Problem: Copy out every record below, word for word.

Records shown:
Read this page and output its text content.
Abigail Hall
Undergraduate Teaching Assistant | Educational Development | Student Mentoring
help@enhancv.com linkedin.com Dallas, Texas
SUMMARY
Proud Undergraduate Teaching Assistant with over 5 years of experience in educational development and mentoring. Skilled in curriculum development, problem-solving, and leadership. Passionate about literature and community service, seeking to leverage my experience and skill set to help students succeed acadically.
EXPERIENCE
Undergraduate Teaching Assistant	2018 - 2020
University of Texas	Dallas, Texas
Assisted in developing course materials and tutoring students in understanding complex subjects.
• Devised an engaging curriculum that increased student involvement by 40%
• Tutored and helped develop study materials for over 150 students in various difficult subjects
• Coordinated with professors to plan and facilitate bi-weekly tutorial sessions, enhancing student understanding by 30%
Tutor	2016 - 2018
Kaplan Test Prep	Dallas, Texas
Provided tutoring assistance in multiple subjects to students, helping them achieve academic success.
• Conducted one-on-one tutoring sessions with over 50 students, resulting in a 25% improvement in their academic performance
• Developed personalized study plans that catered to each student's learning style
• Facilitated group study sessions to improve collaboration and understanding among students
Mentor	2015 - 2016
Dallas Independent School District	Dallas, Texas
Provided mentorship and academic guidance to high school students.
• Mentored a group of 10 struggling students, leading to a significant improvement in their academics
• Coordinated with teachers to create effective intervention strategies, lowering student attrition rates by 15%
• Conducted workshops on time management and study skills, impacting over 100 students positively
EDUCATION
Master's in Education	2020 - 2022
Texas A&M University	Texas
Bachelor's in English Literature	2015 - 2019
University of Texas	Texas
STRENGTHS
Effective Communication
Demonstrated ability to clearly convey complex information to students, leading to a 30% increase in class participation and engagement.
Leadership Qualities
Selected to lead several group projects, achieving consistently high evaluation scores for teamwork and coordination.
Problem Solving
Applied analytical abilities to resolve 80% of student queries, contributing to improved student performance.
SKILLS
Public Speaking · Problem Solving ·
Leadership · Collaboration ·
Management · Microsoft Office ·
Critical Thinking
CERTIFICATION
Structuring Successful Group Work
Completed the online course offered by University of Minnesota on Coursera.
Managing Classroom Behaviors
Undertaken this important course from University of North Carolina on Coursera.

Response to the exercise:
Read this page and output its text content.
Abigail Hall
Undergraduate Teaching Assistant | Educational Development | Student Mentoring
help@enhancv.com linkedin.com Dallas, Texas
SUMMARY
Proud Undergraduate Teaching Assistant with over 5 years of experience in educational development and mentoring. Skilled in curriculum development, problem-solving, and leadership. Passionate about literature and community service, seeking to leverage my experience and skill set to help students succeed acadically.
EXPERIENCE
Undergraduate Teaching Assistant	2018 - 2020
University of Texas	Dallas, Texas
Assisted in developing course materials and tutoring students in understanding complex subjects.
• Devised an engaging curriculum that increased student involvement by 40%
• Tutored and helped develop study materials for over 150 students in various difficult subjects
• Coordinated with professors to plan and facilitate bi-weekly tutorial sessions, enhancing student understanding by 30%
Tutor	2016 - 2018
Kaplan Test Prep	Dallas, Texas
Provided tutoring assistance in multiple subjects to students, helping them achieve academic success.
• Conducted one-on-one tutoring sessions with over 50 students, resulting in a 25% improvement in their academic performance
• Developed personalized study plans that catered to each student's learning style
• Facilitated group study sessions to improve collaboration and understanding among students
Mentor	2015 - 2016
Dallas Independent School District	Dallas, Texas
Provided mentorship and academic guidance to high school students.
• Mentored a group of 10 struggling students, leading to a significant improvement in their academics
• Coordinated with teachers to create effective intervention strategies, lowering student attrition rates by 15%
• Conducted workshops on time management and study skills, impacting over 100 students positively
EDUCATION
Master's in Education	2020 - 2022
Texas A&M University	Texas
Bachelor's in English Literature	2015 - 2019
University of Texas	Texas
STRENGTHS
Effective Communication
Demonstrated ability to clearly convey complex information to students, leading to a 30% increase in class participation and engagement.
Leadership Qualities
Selected to lead several group projects, achieving consistently high evaluation scores for teamwork and coordination.
Problem Solving
Applied analytical abilities to resolve 80% of student queries, contributing to improved student performance.
SKILLS
Public Speaking · Problem Solving ·
Leadership · Collaboration ·
Management · Microsoft Office ·
Critical Thinking
CERTIFICATION
Structuring Successful Group Work
Completed the online course offered by University of Minnesota on Coursera.
Managing Classroom Behaviors
Undertaken this important course from University of North Carolina on Coursera.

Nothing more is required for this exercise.